(Data items)
= = = =

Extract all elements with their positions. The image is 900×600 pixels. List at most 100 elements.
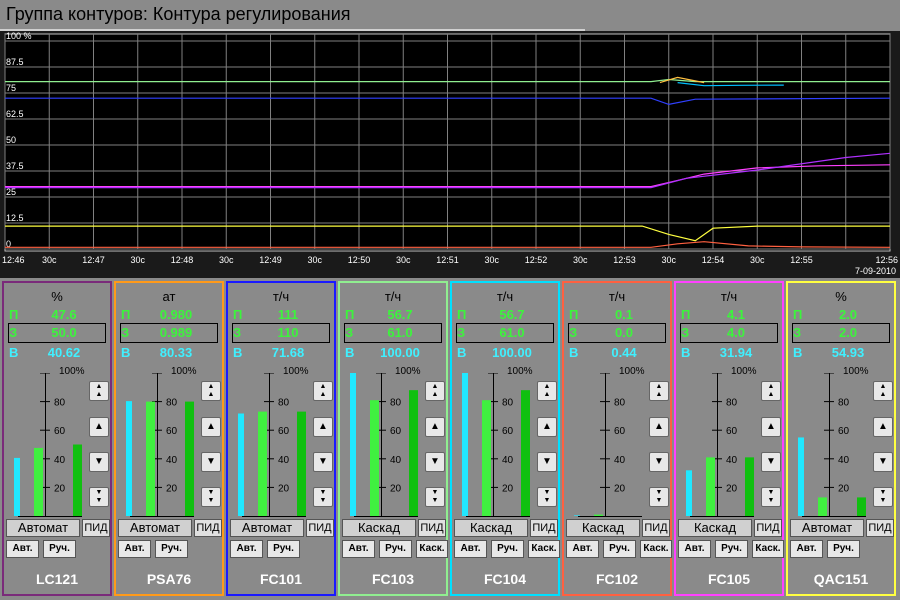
down-arrow-button[interactable]: ▼ bbox=[537, 452, 557, 472]
setpoint-box[interactable] bbox=[568, 323, 666, 343]
up-arrow-icon: ▲ bbox=[878, 421, 888, 432]
double-down-arrow-button[interactable]: ▼ ▼ bbox=[761, 487, 781, 507]
sp-value[interactable]: 61.0 bbox=[499, 325, 525, 340]
auto-button[interactable]: Авт. bbox=[566, 540, 599, 558]
auto-button[interactable]: Авт. bbox=[230, 540, 263, 558]
pid-button[interactable]: ПИД bbox=[82, 519, 110, 537]
double-up-arrow-button[interactable]: ▲ ▲ bbox=[313, 381, 333, 401]
sp-label: З bbox=[793, 325, 802, 340]
output-value: 31.94 bbox=[719, 345, 753, 360]
up-arrow-button[interactable]: ▲ bbox=[425, 417, 445, 437]
double-up-arrow-button[interactable]: ▲ ▲ bbox=[761, 381, 781, 401]
output-label: В bbox=[793, 345, 803, 360]
manual-button[interactable]: Руч. bbox=[43, 540, 76, 558]
double-up-arrow-button[interactable]: ▲ ▲ bbox=[873, 381, 893, 401]
mode-button[interactable]: Автомат bbox=[230, 519, 304, 537]
sp-value[interactable]: 61.0 bbox=[387, 325, 413, 340]
pid-button[interactable]: ПИД bbox=[194, 519, 222, 537]
mode-button[interactable]: Каскад bbox=[454, 519, 528, 537]
down-arrow-button[interactable]: ▼ bbox=[873, 452, 893, 472]
up-arrow-button[interactable]: ▲ bbox=[761, 417, 781, 437]
sp-value[interactable]: 0.0 bbox=[614, 325, 634, 340]
auto-button[interactable]: Авт. bbox=[118, 540, 151, 558]
mode-button[interactable]: Автомат bbox=[6, 519, 80, 537]
cascade-button[interactable]: Каск. bbox=[416, 540, 448, 558]
manual-button[interactable]: Руч. bbox=[379, 540, 412, 558]
pid-button[interactable]: ПИД bbox=[642, 519, 670, 537]
double-down-arrow-button[interactable]: ▼ ▼ bbox=[649, 487, 669, 507]
title-bar: Группа контуров: Контура регулирования bbox=[0, 0, 900, 31]
double-down-arrow-button[interactable]: ▼ ▼ bbox=[89, 487, 109, 507]
cascade-button[interactable]: Каск. bbox=[752, 540, 784, 558]
up-arrow-button[interactable]: ▲ bbox=[89, 417, 109, 437]
pid-button[interactable]: ПИД bbox=[418, 519, 446, 537]
double-down-arrow-button[interactable]: ▼ ▼ bbox=[313, 487, 333, 507]
scale-label: 40 bbox=[726, 455, 738, 466]
pv-value: 0.980 bbox=[159, 307, 193, 322]
down-arrow-button[interactable]: ▼ bbox=[425, 452, 445, 472]
pid-button[interactable]: ПИД bbox=[530, 519, 558, 537]
mode-button[interactable]: Каскад bbox=[678, 519, 752, 537]
controller-panel: т/ч П 0.1 З 0.0 В 0.44 80 60 40 20 100% ▲ ▲ ▲ ▼ ▼ ▼ Каскад… bbox=[562, 281, 672, 596]
down-arrow-button[interactable]: ▼ bbox=[313, 452, 333, 472]
sp-value[interactable]: 110 bbox=[277, 325, 299, 340]
setpoint-box[interactable] bbox=[792, 323, 890, 343]
double-down-arrow-icon: ▼ ▼ bbox=[879, 489, 887, 504]
up-arrow-button[interactable]: ▲ bbox=[537, 417, 557, 437]
double-up-arrow-button[interactable]: ▲ ▲ bbox=[425, 381, 445, 401]
pid-button[interactable]: ПИД bbox=[866, 519, 894, 537]
setpoint-box[interactable] bbox=[8, 323, 106, 343]
double-down-arrow-button[interactable]: ▼ ▼ bbox=[425, 487, 445, 507]
double-up-arrow-button[interactable]: ▲ ▲ bbox=[89, 381, 109, 401]
double-up-arrow-button[interactable]: ▲ ▲ bbox=[649, 381, 669, 401]
double-down-arrow-button[interactable]: ▼ ▼ bbox=[201, 487, 221, 507]
mode-button[interactable]: Автомат bbox=[790, 519, 864, 537]
auto-button[interactable]: Авт. bbox=[342, 540, 375, 558]
manual-button[interactable]: Руч. bbox=[491, 540, 524, 558]
cascade-button[interactable]: Каск. bbox=[640, 540, 672, 558]
auto-button[interactable]: Авт. bbox=[678, 540, 711, 558]
sp-label: З bbox=[9, 325, 18, 340]
double-up-arrow-button[interactable]: ▲ ▲ bbox=[537, 381, 557, 401]
mode-button[interactable]: Каскад bbox=[342, 519, 416, 537]
down-arrow-icon: ▼ bbox=[430, 456, 440, 467]
manual-button[interactable]: Руч. bbox=[155, 540, 188, 558]
manual-button[interactable]: Руч. bbox=[267, 540, 300, 558]
setpoint-box[interactable] bbox=[120, 323, 218, 343]
pid-button[interactable]: ПИД bbox=[306, 519, 334, 537]
pid-button[interactable]: ПИД bbox=[754, 519, 782, 537]
auto-button[interactable]: Авт. bbox=[454, 540, 487, 558]
sp-value[interactable]: 4.0 bbox=[726, 325, 746, 340]
down-arrow-button[interactable]: ▼ bbox=[649, 452, 669, 472]
mode-button[interactable]: Каскад bbox=[566, 519, 640, 537]
mode-button[interactable]: Автомат bbox=[118, 519, 192, 537]
up-arrow-button[interactable]: ▲ bbox=[201, 417, 221, 437]
double-up-arrow-button[interactable]: ▲ ▲ bbox=[201, 381, 221, 401]
sp-bar bbox=[745, 457, 754, 516]
sp-value[interactable]: 50.0 bbox=[51, 325, 77, 340]
scale-label: 40 bbox=[838, 455, 850, 466]
manual-button[interactable]: Руч. bbox=[603, 540, 636, 558]
up-arrow-button[interactable]: ▲ bbox=[313, 417, 333, 437]
auto-button[interactable]: Авт. bbox=[6, 540, 39, 558]
up-arrow-button[interactable]: ▲ bbox=[873, 417, 893, 437]
up-arrow-button[interactable]: ▲ bbox=[649, 417, 669, 437]
manual-button[interactable]: Руч. bbox=[715, 540, 748, 558]
double-down-arrow-button[interactable]: ▼ ▼ bbox=[537, 487, 557, 507]
setpoint-box[interactable] bbox=[232, 323, 330, 343]
down-arrow-button[interactable]: ▼ bbox=[89, 452, 109, 472]
sp-value[interactable]: 0.989 bbox=[159, 325, 193, 340]
manual-button[interactable]: Руч. bbox=[827, 540, 860, 558]
setpoint-box[interactable] bbox=[344, 323, 442, 343]
auto-button[interactable]: Авт. bbox=[790, 540, 823, 558]
down-arrow-button[interactable]: ▼ bbox=[201, 452, 221, 472]
setpoint-box[interactable] bbox=[456, 323, 554, 343]
double-down-arrow-button[interactable]: ▼ ▼ bbox=[873, 487, 893, 507]
x-tick-label: 12:47 bbox=[82, 255, 105, 265]
bar-gauge: 80 60 40 20 bbox=[238, 373, 306, 517]
setpoint-box[interactable] bbox=[680, 323, 778, 343]
output-value: 54.93 bbox=[831, 345, 865, 360]
down-arrow-button[interactable]: ▼ bbox=[761, 452, 781, 472]
sp-value[interactable]: 2.0 bbox=[838, 325, 858, 340]
cascade-button[interactable]: Каск. bbox=[528, 540, 560, 558]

= = = =

• What you have to do: Rewrite every one of the records above, replacing "setpoint-box" with "setpoint-field" wherever it occurs and keeping everything else the same. Leave the pictures out of your answer.

• Exercise response:
Extract all elements with their positions. The image is 900×600 pixels. List at most 100 elements.
down-arrow-button[interactable]: ▼ bbox=[537, 452, 557, 472]
setpoint-field[interactable] bbox=[568, 323, 666, 343]
up-arrow-icon: ▲ bbox=[878, 421, 888, 432]
double-down-arrow-button[interactable]: ▼ ▼ bbox=[761, 487, 781, 507]
sp-value[interactable]: 61.0 bbox=[499, 325, 525, 340]
auto-button[interactable]: Авт. bbox=[566, 540, 599, 558]
auto-button[interactable]: Авт. bbox=[230, 540, 263, 558]
pid-button[interactable]: ПИД bbox=[82, 519, 110, 537]
double-up-arrow-button[interactable]: ▲ ▲ bbox=[313, 381, 333, 401]
sp-label: З bbox=[793, 325, 802, 340]
output-value: 31.94 bbox=[719, 345, 753, 360]
up-arrow-button[interactable]: ▲ bbox=[425, 417, 445, 437]
double-up-arrow-button[interactable]: ▲ ▲ bbox=[761, 381, 781, 401]
output-label: В bbox=[793, 345, 803, 360]
manual-button[interactable]: Руч. bbox=[43, 540, 76, 558]
double-up-arrow-button[interactable]: ▲ ▲ bbox=[873, 381, 893, 401]
mode-button[interactable]: Автомат bbox=[230, 519, 304, 537]
sp-value[interactable]: 61.0 bbox=[387, 325, 413, 340]
pid-button[interactable]: ПИД bbox=[194, 519, 222, 537]
mode-button[interactable]: Каскад bbox=[454, 519, 528, 537]
down-arrow-button[interactable]: ▼ bbox=[873, 452, 893, 472]
up-arrow-button[interactable]: ▲ bbox=[761, 417, 781, 437]
sp-value[interactable]: 0.0 bbox=[614, 325, 634, 340]
auto-button[interactable]: Авт. bbox=[118, 540, 151, 558]
mode-button[interactable]: Автомат bbox=[6, 519, 80, 537]
cascade-button[interactable]: Каск. bbox=[416, 540, 448, 558]
manual-button[interactable]: Руч. bbox=[379, 540, 412, 558]
pid-button[interactable]: ПИД bbox=[642, 519, 670, 537]
double-down-arrow-button[interactable]: ▼ ▼ bbox=[649, 487, 669, 507]
title-bar: Группа контуров: Контура регулирования bbox=[0, 0, 900, 31]
double-down-arrow-button[interactable]: ▼ ▼ bbox=[89, 487, 109, 507]
cascade-button[interactable]: Каск. bbox=[752, 540, 784, 558]
up-arrow-button[interactable]: ▲ bbox=[89, 417, 109, 437]
pid-button[interactable]: ПИД bbox=[418, 519, 446, 537]
double-down-arrow-button[interactable]: ▼ ▼ bbox=[313, 487, 333, 507]
scale-label: 40 bbox=[726, 455, 738, 466]
pv-value: 0.980 bbox=[159, 307, 193, 322]
down-arrow-button[interactable]: ▼ bbox=[425, 452, 445, 472]
pid-button[interactable]: ПИД bbox=[530, 519, 558, 537]
mode-button[interactable]: Каскад bbox=[678, 519, 752, 537]
controller-panel: т/ч П 0.1 З 0.0 В 0.44 80 60 40 20 100% ▲ ▲ ▲ ▼ ▼ ▼ Каскад… bbox=[562, 281, 672, 596]
down-arrow-button[interactable]: ▼ bbox=[313, 452, 333, 472]
sp-value[interactable]: 110 bbox=[277, 325, 299, 340]
setpoint-field[interactable] bbox=[792, 323, 890, 343]
double-down-arrow-icon: ▼ ▼ bbox=[879, 489, 887, 504]
up-arrow-button[interactable]: ▲ bbox=[537, 417, 557, 437]
double-up-arrow-button[interactable]: ▲ ▲ bbox=[425, 381, 445, 401]
pid-button[interactable]: ПИД bbox=[866, 519, 894, 537]
setpoint-field[interactable] bbox=[8, 323, 106, 343]
double-down-arrow-button[interactable]: ▼ ▼ bbox=[425, 487, 445, 507]
double-up-arrow-button[interactable]: ▲ ▲ bbox=[89, 381, 109, 401]
double-up-arrow-button[interactable]: ▲ ▲ bbox=[649, 381, 669, 401]
double-down-arrow-button[interactable]: ▼ ▼ bbox=[201, 487, 221, 507]
mode-button[interactable]: Автомат bbox=[790, 519, 864, 537]
auto-button[interactable]: Авт. bbox=[342, 540, 375, 558]
manual-button[interactable]: Руч. bbox=[491, 540, 524, 558]
cascade-button[interactable]: Каск. bbox=[640, 540, 672, 558]
auto-button[interactable]: Авт. bbox=[678, 540, 711, 558]
sp-label: З bbox=[9, 325, 18, 340]
double-up-arrow-button[interactable]: ▲ ▲ bbox=[537, 381, 557, 401]
mode-button[interactable]: Каскад bbox=[342, 519, 416, 537]
down-arrow-icon: ▼ bbox=[430, 456, 440, 467]
manual-button[interactable]: Руч. bbox=[155, 540, 188, 558]
manual-button[interactable]: Руч. bbox=[267, 540, 300, 558]
setpoint-field[interactable] bbox=[120, 323, 218, 343]
pid-button[interactable]: ПИД bbox=[306, 519, 334, 537]
pid-button[interactable]: ПИД bbox=[754, 519, 782, 537]
auto-button[interactable]: Авт. bbox=[454, 540, 487, 558]
sp-value[interactable]: 4.0 bbox=[726, 325, 746, 340]
down-arrow-button[interactable]: ▼ bbox=[649, 452, 669, 472]
mode-button[interactable]: Каскад bbox=[566, 519, 640, 537]
mode-button[interactable]: Автомат bbox=[118, 519, 192, 537]
up-arrow-button[interactable]: ▲ bbox=[201, 417, 221, 437]
double-up-arrow-button[interactable]: ▲ ▲ bbox=[201, 381, 221, 401]
sp-bar bbox=[745, 457, 754, 516]
sp-value[interactable]: 50.0 bbox=[51, 325, 77, 340]
scale-label: 40 bbox=[838, 455, 850, 466]
manual-button[interactable]: Руч. bbox=[603, 540, 636, 558]
up-arrow-button[interactable]: ▲ bbox=[313, 417, 333, 437]
auto-button[interactable]: Авт. bbox=[6, 540, 39, 558]
up-arrow-button[interactable]: ▲ bbox=[873, 417, 893, 437]
up-arrow-button[interactable]: ▲ bbox=[649, 417, 669, 437]
manual-button[interactable]: Руч. bbox=[715, 540, 748, 558]
double-down-arrow-button[interactable]: ▼ ▼ bbox=[537, 487, 557, 507]
setpoint-field[interactable] bbox=[232, 323, 330, 343]
down-arrow-button[interactable]: ▼ bbox=[89, 452, 109, 472]
sp-value[interactable]: 0.989 bbox=[159, 325, 193, 340]
manual-button[interactable]: Руч. bbox=[827, 540, 860, 558]
setpoint-field[interactable] bbox=[344, 323, 442, 343]
auto-button[interactable]: Авт. bbox=[790, 540, 823, 558]
down-arrow-button[interactable]: ▼ bbox=[201, 452, 221, 472]
setpoint-field[interactable] bbox=[456, 323, 554, 343]
double-down-arrow-button[interactable]: ▼ ▼ bbox=[873, 487, 893, 507]
x-tick-label: 12:47 bbox=[82, 255, 105, 265]
bar-gauge: 80 60 40 20 bbox=[238, 373, 306, 517]
setpoint-field[interactable] bbox=[680, 323, 778, 343]
output-value: 54.93 bbox=[831, 345, 865, 360]
down-arrow-button[interactable]: ▼ bbox=[761, 452, 781, 472]
sp-value[interactable]: 2.0 bbox=[838, 325, 858, 340]
cascade-button[interactable]: Каск. bbox=[528, 540, 560, 558]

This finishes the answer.